[Start]
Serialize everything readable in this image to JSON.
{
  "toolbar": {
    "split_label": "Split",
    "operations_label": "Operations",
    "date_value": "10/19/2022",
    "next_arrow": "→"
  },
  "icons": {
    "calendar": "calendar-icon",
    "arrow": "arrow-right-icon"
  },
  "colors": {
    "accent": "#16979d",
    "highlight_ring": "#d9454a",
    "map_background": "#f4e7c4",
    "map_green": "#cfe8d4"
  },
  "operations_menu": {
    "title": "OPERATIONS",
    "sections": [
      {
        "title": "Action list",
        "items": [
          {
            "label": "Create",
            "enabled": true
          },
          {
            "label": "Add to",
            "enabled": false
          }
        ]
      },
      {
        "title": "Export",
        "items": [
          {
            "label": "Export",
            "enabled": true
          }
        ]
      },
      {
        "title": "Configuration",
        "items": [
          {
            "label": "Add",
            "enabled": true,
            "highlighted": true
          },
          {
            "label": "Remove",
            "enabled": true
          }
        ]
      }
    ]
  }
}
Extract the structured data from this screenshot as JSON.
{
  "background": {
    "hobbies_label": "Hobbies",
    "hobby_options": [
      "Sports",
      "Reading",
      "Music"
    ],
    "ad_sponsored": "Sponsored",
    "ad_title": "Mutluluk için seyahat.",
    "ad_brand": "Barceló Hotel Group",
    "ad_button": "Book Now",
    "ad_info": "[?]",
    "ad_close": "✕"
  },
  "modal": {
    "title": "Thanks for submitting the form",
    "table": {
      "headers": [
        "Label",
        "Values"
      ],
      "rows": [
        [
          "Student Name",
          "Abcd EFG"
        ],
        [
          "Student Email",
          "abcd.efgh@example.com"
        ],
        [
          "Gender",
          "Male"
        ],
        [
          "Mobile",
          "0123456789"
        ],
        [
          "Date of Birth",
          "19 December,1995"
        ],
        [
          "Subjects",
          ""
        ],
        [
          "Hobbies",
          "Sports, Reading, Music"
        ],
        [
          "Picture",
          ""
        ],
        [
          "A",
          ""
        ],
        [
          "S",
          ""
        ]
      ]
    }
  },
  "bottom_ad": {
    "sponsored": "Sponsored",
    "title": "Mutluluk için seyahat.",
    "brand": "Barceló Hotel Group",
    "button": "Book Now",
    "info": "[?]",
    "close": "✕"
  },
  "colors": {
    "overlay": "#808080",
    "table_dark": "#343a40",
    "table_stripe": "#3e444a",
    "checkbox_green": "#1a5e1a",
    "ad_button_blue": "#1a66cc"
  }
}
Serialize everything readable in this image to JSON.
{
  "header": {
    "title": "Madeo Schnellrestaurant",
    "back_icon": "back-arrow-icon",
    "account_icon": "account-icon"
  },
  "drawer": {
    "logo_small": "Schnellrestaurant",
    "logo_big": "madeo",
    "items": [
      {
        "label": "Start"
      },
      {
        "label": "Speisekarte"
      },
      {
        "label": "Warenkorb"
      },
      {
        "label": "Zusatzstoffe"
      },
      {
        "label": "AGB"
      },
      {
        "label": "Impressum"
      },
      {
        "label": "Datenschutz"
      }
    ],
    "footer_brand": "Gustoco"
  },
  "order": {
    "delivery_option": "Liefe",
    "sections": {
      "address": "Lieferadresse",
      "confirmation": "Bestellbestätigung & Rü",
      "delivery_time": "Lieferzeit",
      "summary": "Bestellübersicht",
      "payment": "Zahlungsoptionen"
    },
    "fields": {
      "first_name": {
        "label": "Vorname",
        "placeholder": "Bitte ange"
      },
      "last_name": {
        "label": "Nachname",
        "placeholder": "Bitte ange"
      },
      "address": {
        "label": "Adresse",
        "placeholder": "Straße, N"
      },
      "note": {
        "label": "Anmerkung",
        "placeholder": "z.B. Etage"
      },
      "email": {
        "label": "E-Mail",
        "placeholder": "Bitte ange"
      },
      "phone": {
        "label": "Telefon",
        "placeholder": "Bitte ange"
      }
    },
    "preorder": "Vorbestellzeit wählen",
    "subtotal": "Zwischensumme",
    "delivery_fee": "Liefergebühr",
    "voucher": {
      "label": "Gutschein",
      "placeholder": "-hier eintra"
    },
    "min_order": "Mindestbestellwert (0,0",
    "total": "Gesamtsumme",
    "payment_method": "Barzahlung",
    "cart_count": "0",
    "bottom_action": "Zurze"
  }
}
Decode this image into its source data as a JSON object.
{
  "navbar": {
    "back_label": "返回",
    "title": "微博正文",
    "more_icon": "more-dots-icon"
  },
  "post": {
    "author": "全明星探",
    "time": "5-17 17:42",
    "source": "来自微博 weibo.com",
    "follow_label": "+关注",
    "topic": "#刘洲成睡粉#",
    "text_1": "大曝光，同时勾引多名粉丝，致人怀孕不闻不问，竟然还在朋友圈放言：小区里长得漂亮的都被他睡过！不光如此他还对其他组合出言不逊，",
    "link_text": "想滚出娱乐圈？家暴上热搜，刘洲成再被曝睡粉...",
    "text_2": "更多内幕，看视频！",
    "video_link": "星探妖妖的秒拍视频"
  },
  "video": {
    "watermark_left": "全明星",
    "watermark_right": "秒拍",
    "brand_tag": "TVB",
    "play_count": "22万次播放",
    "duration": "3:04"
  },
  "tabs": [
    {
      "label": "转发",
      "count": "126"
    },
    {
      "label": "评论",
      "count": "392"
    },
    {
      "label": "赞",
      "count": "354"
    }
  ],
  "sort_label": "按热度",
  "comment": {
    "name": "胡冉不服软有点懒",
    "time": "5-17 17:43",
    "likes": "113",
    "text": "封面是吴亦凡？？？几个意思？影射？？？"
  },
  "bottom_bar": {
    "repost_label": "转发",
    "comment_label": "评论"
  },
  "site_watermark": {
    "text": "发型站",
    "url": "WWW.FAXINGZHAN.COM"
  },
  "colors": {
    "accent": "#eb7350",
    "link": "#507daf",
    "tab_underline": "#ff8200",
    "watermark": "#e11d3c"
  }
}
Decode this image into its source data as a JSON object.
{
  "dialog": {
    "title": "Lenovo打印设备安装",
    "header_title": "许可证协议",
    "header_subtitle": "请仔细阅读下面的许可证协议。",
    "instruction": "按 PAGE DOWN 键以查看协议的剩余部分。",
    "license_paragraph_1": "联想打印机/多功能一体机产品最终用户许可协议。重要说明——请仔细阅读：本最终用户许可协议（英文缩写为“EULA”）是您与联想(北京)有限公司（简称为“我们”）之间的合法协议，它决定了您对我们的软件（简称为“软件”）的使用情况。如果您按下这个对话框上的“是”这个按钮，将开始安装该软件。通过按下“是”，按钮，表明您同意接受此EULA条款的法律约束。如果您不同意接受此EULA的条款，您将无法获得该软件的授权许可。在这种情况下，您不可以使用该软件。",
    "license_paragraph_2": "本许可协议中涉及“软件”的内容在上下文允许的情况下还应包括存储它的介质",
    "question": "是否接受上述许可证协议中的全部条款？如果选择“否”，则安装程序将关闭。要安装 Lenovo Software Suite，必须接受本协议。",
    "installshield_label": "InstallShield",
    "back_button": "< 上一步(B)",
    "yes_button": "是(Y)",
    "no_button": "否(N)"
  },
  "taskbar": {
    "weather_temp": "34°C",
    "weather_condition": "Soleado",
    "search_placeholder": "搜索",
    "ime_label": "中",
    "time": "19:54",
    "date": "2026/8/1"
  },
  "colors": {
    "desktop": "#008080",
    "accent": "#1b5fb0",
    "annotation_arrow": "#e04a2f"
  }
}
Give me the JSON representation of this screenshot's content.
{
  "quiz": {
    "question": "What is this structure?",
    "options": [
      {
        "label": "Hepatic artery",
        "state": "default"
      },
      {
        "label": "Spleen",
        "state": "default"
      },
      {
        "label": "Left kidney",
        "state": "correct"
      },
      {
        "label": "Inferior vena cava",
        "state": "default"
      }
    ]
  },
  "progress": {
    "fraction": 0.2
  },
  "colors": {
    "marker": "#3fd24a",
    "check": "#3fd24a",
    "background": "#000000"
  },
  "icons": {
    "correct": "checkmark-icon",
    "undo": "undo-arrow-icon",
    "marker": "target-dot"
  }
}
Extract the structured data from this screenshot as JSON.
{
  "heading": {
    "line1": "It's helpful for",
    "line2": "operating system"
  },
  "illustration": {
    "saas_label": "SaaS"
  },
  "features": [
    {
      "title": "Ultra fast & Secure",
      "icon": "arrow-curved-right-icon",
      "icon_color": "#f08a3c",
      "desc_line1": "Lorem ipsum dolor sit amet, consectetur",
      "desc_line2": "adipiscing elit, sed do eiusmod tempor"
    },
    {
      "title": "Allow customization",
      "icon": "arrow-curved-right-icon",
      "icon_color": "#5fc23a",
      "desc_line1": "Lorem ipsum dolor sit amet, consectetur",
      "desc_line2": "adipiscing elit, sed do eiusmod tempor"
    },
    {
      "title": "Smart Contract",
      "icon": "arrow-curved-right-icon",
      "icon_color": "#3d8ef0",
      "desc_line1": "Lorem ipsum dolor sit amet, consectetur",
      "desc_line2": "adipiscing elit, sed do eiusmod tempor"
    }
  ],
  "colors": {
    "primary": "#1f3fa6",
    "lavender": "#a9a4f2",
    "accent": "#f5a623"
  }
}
[End]
Work required:
Copy out every line from the data above that has "accent" in it.

Response to this exercise:
    "accent": "#16979d",
    "accent": "#eb7350",
    "accent": "#1b5fb0",
    "accent": "#f5a623"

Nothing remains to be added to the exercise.